What is required:
Extract, from the listing that follows, each line containing the word "ylabel".

Records from a collection of figures:

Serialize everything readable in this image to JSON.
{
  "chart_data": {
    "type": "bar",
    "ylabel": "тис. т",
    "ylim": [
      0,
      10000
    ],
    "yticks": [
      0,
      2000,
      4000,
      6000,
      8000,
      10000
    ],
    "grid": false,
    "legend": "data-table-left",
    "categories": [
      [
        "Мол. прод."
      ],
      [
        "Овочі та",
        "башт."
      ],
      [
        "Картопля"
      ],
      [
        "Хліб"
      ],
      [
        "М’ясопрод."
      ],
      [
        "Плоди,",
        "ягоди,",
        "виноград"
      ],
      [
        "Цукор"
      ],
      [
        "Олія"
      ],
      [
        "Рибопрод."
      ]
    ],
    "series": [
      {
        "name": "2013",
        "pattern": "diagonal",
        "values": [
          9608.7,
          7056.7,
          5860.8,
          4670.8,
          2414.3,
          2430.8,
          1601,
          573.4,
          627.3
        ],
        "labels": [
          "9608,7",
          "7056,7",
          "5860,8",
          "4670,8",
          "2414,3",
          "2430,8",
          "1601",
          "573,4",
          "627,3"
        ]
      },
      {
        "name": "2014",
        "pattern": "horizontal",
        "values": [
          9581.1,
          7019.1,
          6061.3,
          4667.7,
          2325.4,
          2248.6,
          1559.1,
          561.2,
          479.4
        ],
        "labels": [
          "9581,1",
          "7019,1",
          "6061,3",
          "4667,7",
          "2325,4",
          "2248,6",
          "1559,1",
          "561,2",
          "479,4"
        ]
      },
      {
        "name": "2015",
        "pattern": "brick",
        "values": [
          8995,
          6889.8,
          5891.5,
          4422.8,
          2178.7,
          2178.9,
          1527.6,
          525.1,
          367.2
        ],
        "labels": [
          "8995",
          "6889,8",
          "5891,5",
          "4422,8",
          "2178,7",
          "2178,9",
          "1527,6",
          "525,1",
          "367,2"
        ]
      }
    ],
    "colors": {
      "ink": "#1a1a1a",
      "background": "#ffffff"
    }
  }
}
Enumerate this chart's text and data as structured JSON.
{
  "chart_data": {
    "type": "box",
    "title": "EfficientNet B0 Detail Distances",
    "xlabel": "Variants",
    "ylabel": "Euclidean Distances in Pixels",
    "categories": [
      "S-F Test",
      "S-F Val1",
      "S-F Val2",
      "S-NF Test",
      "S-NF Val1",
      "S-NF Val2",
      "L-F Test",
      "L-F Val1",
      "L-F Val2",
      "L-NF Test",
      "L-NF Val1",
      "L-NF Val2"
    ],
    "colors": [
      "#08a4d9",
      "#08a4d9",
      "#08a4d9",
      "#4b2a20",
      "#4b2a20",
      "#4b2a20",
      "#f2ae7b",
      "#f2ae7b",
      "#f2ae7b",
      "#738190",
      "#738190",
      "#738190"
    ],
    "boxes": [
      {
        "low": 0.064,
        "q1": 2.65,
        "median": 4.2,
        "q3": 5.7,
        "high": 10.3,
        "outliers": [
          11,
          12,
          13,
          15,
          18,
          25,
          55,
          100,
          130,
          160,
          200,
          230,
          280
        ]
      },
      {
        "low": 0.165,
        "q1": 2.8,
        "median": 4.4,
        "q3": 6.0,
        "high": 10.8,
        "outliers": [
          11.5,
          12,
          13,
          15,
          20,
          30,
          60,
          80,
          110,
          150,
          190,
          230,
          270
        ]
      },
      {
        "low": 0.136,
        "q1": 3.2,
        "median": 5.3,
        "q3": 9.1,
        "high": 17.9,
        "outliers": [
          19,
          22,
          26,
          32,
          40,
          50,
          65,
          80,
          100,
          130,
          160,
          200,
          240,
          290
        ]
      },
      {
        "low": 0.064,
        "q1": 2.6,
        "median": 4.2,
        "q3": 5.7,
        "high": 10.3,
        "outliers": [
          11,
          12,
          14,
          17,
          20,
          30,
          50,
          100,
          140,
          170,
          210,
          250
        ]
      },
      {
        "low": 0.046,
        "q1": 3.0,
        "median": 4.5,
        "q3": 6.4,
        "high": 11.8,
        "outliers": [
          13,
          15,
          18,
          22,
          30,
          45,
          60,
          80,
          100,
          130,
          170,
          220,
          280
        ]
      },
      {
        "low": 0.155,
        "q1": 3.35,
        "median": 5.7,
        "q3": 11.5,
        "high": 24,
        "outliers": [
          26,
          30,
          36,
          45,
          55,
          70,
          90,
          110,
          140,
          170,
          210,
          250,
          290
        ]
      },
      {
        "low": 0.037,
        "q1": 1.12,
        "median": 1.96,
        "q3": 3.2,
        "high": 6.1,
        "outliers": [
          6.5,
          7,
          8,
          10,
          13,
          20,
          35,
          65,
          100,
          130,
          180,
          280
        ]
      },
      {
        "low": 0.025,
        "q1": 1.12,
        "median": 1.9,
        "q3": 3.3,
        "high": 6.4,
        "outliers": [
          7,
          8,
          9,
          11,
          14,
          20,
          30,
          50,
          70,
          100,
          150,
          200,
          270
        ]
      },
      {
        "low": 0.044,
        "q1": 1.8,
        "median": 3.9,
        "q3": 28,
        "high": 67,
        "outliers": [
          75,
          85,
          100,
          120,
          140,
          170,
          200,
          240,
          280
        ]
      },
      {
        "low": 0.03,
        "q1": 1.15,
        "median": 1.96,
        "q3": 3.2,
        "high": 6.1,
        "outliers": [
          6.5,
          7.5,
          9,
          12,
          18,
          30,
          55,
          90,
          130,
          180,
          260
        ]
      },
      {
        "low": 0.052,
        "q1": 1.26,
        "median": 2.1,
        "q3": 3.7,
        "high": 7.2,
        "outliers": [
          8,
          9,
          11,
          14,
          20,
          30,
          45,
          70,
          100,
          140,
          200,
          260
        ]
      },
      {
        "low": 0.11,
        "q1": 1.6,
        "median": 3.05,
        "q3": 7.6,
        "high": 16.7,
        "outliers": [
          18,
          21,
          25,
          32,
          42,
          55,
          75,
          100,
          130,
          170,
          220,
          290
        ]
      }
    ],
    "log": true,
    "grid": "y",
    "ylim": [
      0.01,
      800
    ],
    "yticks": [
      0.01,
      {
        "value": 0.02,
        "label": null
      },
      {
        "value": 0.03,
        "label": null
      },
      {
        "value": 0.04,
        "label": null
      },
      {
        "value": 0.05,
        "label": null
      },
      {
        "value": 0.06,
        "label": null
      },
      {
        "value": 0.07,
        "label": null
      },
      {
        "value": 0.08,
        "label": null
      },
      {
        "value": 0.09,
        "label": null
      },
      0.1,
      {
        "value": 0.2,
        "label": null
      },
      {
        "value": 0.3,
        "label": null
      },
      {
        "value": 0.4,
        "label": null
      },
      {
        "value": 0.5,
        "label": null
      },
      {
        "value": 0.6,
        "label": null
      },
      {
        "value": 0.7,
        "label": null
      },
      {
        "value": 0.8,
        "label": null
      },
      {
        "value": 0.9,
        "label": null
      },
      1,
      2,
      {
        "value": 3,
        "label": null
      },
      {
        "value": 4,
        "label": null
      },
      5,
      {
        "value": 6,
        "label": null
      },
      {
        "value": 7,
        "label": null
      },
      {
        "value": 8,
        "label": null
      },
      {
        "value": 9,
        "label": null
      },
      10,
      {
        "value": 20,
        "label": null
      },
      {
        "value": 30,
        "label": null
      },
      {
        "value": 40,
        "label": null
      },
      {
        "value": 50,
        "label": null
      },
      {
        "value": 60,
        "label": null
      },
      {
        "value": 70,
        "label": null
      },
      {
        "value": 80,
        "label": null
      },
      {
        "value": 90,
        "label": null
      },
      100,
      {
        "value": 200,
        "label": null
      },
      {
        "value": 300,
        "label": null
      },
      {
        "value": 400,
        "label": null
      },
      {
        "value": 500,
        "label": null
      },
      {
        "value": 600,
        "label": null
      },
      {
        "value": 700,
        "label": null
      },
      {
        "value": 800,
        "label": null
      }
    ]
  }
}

Solution for this task:
    "ylabel": "тис. т",
    "ylabel": "Euclidean Distances in Pixels",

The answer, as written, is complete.